__Directions__: Print the data exactly as it is given, please.

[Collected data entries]
• • • •
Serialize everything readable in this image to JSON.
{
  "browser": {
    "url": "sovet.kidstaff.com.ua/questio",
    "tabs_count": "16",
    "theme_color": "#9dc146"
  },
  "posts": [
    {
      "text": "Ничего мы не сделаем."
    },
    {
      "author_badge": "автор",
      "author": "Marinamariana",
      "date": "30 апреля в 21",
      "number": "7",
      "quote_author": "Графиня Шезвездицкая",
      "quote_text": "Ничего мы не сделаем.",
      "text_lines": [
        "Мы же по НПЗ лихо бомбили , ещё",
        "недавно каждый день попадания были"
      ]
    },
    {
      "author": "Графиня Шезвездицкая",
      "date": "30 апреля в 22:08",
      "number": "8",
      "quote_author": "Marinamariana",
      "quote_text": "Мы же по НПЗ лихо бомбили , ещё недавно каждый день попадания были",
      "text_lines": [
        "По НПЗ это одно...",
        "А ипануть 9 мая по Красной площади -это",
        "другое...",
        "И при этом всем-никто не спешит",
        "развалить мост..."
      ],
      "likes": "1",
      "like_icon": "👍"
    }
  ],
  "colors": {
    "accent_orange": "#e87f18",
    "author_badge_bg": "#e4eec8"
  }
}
• • • •
__The reply__:
Serialize everything readable in this image to JSON.
{
  "browser": {
    "url": "sovet.kidstaff.com.ua/questio",
    "tabs_count": "16",
    "theme_color": "#9dc146"
  },
  "posts": [
    {
      "text": "Ничего мы не сделаем."
    },
    {
      "author_badge": "автор",
      "author": "Marinamariana",
      "date": "30 апреля в 21",
      "number": "7",
      "quote_author": "Графиня Шезвездицкая",
      "quote_text": "Ничего мы не сделаем.",
      "text_lines": [
        "Мы же по НПЗ лихо бомбили , ещё",
        "недавно каждый день попадания были"
      ]
    },
    {
      "author": "Графиня Шезвездицкая",
      "date": "30 апреля в 22:08",
      "number": "8",
      "quote_author": "Marinamariana",
      "quote_text": "Мы же по НПЗ лихо бомбили , ещё недавно каждый день попадания были",
      "text_lines": [
        "По НПЗ это одно...",
        "А ипануть 9 мая по Красной площади -это",
        "другое...",
        "И при этом всем-никто не спешит",
        "развалить мост..."
      ],
      "likes": "1",
      "like_icon": "👍"
    }
  ],
  "colors": {
    "accent_orange": "#e87f18",
    "author_badge_bg": "#e4eec8"
  }
}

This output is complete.